Entries taken from a collection
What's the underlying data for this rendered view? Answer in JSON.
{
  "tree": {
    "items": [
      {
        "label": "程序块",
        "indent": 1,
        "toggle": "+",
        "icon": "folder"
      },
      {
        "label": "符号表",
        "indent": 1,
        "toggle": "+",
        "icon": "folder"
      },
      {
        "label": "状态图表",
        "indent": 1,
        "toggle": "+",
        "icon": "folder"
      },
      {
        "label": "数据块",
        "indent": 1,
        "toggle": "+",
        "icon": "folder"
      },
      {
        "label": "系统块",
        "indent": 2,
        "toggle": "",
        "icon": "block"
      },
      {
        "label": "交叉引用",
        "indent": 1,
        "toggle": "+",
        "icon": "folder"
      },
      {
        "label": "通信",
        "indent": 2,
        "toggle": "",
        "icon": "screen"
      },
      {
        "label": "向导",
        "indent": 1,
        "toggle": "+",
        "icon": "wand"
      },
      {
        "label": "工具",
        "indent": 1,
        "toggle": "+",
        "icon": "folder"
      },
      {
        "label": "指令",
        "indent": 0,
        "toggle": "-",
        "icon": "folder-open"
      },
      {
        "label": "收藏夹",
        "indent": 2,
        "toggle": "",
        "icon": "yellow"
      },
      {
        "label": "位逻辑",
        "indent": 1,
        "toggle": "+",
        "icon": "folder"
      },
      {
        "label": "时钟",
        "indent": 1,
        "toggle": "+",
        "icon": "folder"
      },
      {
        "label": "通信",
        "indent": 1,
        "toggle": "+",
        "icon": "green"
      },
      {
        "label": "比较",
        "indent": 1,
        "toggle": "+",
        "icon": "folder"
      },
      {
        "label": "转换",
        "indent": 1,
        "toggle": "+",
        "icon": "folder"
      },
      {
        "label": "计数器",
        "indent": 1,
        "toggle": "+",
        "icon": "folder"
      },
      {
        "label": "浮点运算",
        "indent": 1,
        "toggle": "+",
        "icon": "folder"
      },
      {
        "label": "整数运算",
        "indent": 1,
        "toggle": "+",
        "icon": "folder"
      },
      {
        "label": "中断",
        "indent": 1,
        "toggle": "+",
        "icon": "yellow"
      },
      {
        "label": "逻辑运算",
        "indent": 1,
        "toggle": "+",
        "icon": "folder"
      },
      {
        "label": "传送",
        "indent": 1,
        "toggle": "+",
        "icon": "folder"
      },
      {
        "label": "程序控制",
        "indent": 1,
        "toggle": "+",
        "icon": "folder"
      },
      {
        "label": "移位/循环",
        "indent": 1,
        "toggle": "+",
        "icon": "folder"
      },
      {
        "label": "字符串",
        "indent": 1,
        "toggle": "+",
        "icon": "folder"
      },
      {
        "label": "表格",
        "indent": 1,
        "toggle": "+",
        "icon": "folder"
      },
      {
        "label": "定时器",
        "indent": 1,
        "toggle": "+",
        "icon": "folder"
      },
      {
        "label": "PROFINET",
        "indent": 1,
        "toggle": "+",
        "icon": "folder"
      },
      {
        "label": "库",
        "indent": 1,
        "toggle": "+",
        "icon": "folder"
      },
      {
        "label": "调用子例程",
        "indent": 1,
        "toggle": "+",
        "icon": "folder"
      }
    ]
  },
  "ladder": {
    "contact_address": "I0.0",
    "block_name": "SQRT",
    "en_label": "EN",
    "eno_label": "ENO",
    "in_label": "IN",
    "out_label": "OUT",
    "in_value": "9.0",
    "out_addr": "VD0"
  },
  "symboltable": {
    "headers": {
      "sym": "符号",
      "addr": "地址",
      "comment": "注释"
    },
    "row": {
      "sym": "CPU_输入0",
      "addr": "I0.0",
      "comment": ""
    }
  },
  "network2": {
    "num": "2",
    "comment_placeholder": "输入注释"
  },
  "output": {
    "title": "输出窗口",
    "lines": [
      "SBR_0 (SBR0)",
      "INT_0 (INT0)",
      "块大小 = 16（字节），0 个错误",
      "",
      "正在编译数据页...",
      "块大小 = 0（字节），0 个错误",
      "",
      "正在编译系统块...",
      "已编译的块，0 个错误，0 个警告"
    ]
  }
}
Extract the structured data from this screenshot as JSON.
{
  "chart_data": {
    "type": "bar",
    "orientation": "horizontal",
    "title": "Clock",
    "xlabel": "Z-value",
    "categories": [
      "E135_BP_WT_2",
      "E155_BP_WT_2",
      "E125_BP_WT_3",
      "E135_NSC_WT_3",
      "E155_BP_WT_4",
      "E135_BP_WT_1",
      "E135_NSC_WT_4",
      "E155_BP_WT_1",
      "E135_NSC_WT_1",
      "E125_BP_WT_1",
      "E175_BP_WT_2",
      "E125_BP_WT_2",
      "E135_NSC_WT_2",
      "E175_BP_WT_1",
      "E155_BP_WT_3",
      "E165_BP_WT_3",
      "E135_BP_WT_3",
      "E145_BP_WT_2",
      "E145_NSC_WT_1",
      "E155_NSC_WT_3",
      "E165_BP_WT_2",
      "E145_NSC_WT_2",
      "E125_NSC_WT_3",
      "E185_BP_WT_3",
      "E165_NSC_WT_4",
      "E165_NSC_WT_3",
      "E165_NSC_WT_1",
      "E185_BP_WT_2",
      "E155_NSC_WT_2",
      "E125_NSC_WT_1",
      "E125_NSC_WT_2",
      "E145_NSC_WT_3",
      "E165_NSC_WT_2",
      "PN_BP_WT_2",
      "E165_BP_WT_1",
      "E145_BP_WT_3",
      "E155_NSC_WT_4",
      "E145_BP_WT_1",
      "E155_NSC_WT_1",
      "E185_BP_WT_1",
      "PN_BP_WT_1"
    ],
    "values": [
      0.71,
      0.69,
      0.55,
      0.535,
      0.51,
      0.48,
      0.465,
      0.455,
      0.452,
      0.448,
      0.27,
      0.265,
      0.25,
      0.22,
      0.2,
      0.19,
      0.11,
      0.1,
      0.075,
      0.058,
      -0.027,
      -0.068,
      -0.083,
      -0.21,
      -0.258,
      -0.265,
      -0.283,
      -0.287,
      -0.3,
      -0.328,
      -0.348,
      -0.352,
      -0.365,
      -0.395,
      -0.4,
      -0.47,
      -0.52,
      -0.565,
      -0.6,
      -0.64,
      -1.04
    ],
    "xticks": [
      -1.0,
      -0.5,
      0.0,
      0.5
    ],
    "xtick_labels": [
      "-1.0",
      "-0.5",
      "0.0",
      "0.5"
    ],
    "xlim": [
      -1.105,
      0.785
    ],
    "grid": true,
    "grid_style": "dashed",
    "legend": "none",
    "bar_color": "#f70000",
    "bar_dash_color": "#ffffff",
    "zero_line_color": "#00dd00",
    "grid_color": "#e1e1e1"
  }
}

**Challenge**
Transcribe all of the material exactly. Omit nothing.

**Answer to the exercise**
What's the underlying data for this rendered view? Answer in JSON.
{
  "tree": {
    "items": [
      {
        "label": "程序块",
        "indent": 1,
        "toggle": "+",
        "icon": "folder"
      },
      {
        "label": "符号表",
        "indent": 1,
        "toggle": "+",
        "icon": "folder"
      },
      {
        "label": "状态图表",
        "indent": 1,
        "toggle": "+",
        "icon": "folder"
      },
      {
        "label": "数据块",
        "indent": 1,
        "toggle": "+",
        "icon": "folder"
      },
      {
        "label": "系统块",
        "indent": 2,
        "toggle": "",
        "icon": "block"
      },
      {
        "label": "交叉引用",
        "indent": 1,
        "toggle": "+",
        "icon": "folder"
      },
      {
        "label": "通信",
        "indent": 2,
        "toggle": "",
        "icon": "screen"
      },
      {
        "label": "向导",
        "indent": 1,
        "toggle": "+",
        "icon": "wand"
      },
      {
        "label": "工具",
        "indent": 1,
        "toggle": "+",
        "icon": "folder"
      },
      {
        "label": "指令",
        "indent": 0,
        "toggle": "-",
        "icon": "folder-open"
      },
      {
        "label": "收藏夹",
        "indent": 2,
        "toggle": "",
        "icon": "yellow"
      },
      {
        "label": "位逻辑",
        "indent": 1,
        "toggle": "+",
        "icon": "folder"
      },
      {
        "label": "时钟",
        "indent": 1,
        "toggle": "+",
        "icon": "folder"
      },
      {
        "label": "通信",
        "indent": 1,
        "toggle": "+",
        "icon": "green"
      },
      {
        "label": "比较",
        "indent": 1,
        "toggle": "+",
        "icon": "folder"
      },
      {
        "label": "转换",
        "indent": 1,
        "toggle": "+",
        "icon": "folder"
      },
      {
        "label": "计数器",
        "indent": 1,
        "toggle": "+",
        "icon": "folder"
      },
      {
        "label": "浮点运算",
        "indent": 1,
        "toggle": "+",
        "icon": "folder"
      },
      {
        "label": "整数运算",
        "indent": 1,
        "toggle": "+",
        "icon": "folder"
      },
      {
        "label": "中断",
        "indent": 1,
        "toggle": "+",
        "icon": "yellow"
      },
      {
        "label": "逻辑运算",
        "indent": 1,
        "toggle": "+",
        "icon": "folder"
      },
      {
        "label": "传送",
        "indent": 1,
        "toggle": "+",
        "icon": "folder"
      },
      {
        "label": "程序控制",
        "indent": 1,
        "toggle": "+",
        "icon": "folder"
      },
      {
        "label": "移位/循环",
        "indent": 1,
        "toggle": "+",
        "icon": "folder"
      },
      {
        "label": "字符串",
        "indent": 1,
        "toggle": "+",
        "icon": "folder"
      },
      {
        "label": "表格",
        "indent": 1,
        "toggle": "+",
        "icon": "folder"
      },
      {
        "label": "定时器",
        "indent": 1,
        "toggle": "+",
        "icon": "folder"
      },
      {
        "label": "PROFINET",
        "indent": 1,
        "toggle": "+",
        "icon": "folder"
      },
      {
        "label": "库",
        "indent": 1,
        "toggle": "+",
        "icon": "folder"
      },
      {
        "label": "调用子例程",
        "indent": 1,
        "toggle": "+",
        "icon": "folder"
      }
    ]
  },
  "ladder": {
    "contact_address": "I0.0",
    "block_name": "SQRT",
    "en_label": "EN",
    "eno_label": "ENO",
    "in_label": "IN",
    "out_label": "OUT",
    "in_value": "9.0",
    "out_addr": "VD0"
  },
  "symboltable": {
    "headers": {
      "sym": "符号",
      "addr": "地址",
      "comment": "注释"
    },
    "row": {
      "sym": "CPU_输入0",
      "addr": "I0.0",
      "comment": ""
    }
  },
  "network2": {
    "num": "2",
    "comment_placeholder": "输入注释"
  },
  "output": {
    "title": "输出窗口",
    "lines": [
      "SBR_0 (SBR0)",
      "INT_0 (INT0)",
      "块大小 = 16（字节），0 个错误",
      "",
      "正在编译数据页...",
      "块大小 = 0（字节），0 个错误",
      "",
      "正在编译系统块...",
      "已编译的块，0 个错误，0 个警告"
    ]
  }
}
Extract the structured data from this screenshot as JSON.
{
  "chart_data": {
    "type": "bar",
    "orientation": "horizontal",
    "title": "Clock",
    "xlabel": "Z-value",
    "categories": [
      "E135_BP_WT_2",
      "E155_BP_WT_2",
      "E125_BP_WT_3",
      "E135_NSC_WT_3",
      "E155_BP_WT_4",
      "E135_BP_WT_1",
      "E135_NSC_WT_4",
      "E155_BP_WT_1",
      "E135_NSC_WT_1",
      "E125_BP_WT_1",
      "E175_BP_WT_2",
      "E125_BP_WT_2",
      "E135_NSC_WT_2",
      "E175_BP_WT_1",
      "E155_BP_WT_3",
      "E165_BP_WT_3",
      "E135_BP_WT_3",
      "E145_BP_WT_2",
      "E145_NSC_WT_1",
      "E155_NSC_WT_3",
      "E165_BP_WT_2",
      "E145_NSC_WT_2",
      "E125_NSC_WT_3",
      "E185_BP_WT_3",
      "E165_NSC_WT_4",
      "E165_NSC_WT_3",
      "E165_NSC_WT_1",
      "E185_BP_WT_2",
      "E155_NSC_WT_2",
      "E125_NSC_WT_1",
      "E125_NSC_WT_2",
      "E145_NSC_WT_3",
      "E165_NSC_WT_2",
      "PN_BP_WT_2",
      "E165_BP_WT_1",
      "E145_BP_WT_3",
      "E155_NSC_WT_4",
      "E145_BP_WT_1",
      "E155_NSC_WT_1",
      "E185_BP_WT_1",
      "PN_BP_WT_1"
    ],
    "values": [
      0.71,
      0.69,
      0.55,
      0.535,
      0.51,
      0.48,
      0.465,
      0.455,
      0.452,
      0.448,
      0.27,
      0.265,
      0.25,
      0.22,
      0.2,
      0.19,
      0.11,
      0.1,
      0.075,
      0.058,
      -0.027,
      -0.068,
      -0.083,
      -0.21,
      -0.258,
      -0.265,
      -0.283,
      -0.287,
      -0.3,
      -0.328,
      -0.348,
      -0.352,
      -0.365,
      -0.395,
      -0.4,
      -0.47,
      -0.52,
      -0.565,
      -0.6,
      -0.64,
      -1.04
    ],
    "xticks": [
      -1.0,
      -0.5,
      0.0,
      0.5
    ],
    "xtick_labels": [
      "-1.0",
      "-0.5",
      "0.0",
      "0.5"
    ],
    "xlim": [
      -1.105,
      0.785
    ],
    "grid": true,
    "grid_style": "dashed",
    "legend": "none",
    "bar_color": "#f70000",
    "bar_dash_color": "#ffffff",
    "zero_line_color": "#00dd00",
    "grid_color": "#e1e1e1"
  }
}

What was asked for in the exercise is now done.